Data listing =
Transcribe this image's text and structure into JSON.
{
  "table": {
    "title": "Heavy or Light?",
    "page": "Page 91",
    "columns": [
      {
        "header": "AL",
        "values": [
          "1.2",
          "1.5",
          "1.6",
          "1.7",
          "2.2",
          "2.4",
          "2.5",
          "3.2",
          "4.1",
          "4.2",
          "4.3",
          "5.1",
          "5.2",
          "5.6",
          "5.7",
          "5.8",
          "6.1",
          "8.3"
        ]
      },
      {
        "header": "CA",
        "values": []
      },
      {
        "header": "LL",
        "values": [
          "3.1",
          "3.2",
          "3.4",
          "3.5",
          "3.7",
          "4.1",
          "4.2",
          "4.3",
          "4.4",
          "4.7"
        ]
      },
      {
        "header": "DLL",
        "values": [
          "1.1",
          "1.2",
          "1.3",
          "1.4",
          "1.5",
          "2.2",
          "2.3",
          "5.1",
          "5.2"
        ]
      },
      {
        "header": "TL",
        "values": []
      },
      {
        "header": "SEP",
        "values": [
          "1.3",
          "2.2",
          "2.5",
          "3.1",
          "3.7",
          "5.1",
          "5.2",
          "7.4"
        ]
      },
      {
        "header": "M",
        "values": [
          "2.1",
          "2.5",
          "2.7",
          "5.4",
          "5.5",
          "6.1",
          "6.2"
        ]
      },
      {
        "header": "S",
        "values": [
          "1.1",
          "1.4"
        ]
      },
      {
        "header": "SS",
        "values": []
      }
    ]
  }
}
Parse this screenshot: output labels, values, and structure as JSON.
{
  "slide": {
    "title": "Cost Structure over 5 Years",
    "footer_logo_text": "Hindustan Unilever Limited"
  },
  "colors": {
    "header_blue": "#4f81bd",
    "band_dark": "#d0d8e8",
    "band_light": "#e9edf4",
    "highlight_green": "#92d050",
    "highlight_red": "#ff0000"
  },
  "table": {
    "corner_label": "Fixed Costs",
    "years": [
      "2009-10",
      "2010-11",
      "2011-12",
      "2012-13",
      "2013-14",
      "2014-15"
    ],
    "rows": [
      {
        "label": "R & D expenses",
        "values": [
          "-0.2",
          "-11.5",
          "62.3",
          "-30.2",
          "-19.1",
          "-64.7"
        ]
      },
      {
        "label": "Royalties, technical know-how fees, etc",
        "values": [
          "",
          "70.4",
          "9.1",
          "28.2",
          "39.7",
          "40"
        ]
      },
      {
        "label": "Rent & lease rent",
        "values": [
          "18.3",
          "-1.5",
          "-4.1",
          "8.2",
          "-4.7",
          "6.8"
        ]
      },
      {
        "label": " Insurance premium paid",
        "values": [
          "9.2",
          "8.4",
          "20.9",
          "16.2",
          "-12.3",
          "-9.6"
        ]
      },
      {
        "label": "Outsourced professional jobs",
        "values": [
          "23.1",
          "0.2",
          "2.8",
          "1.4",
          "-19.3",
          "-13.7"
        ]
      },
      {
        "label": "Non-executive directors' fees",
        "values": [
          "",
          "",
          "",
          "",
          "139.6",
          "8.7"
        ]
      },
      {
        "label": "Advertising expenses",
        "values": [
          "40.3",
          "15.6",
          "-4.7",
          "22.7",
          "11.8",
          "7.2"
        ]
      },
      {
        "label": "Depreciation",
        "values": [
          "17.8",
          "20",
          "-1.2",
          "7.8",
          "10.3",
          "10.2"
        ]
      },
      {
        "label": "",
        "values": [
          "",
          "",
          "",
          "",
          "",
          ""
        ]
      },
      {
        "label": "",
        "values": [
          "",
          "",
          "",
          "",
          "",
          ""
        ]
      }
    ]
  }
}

EXERCISE REQUIREMENTS = In the records above, find each line holding "JSON" and copy it.

SOLUTION TO THE EXERCISE =
Transcribe this image's text and structure into JSON.
Parse this screenshot: output labels, values, and structure as JSON.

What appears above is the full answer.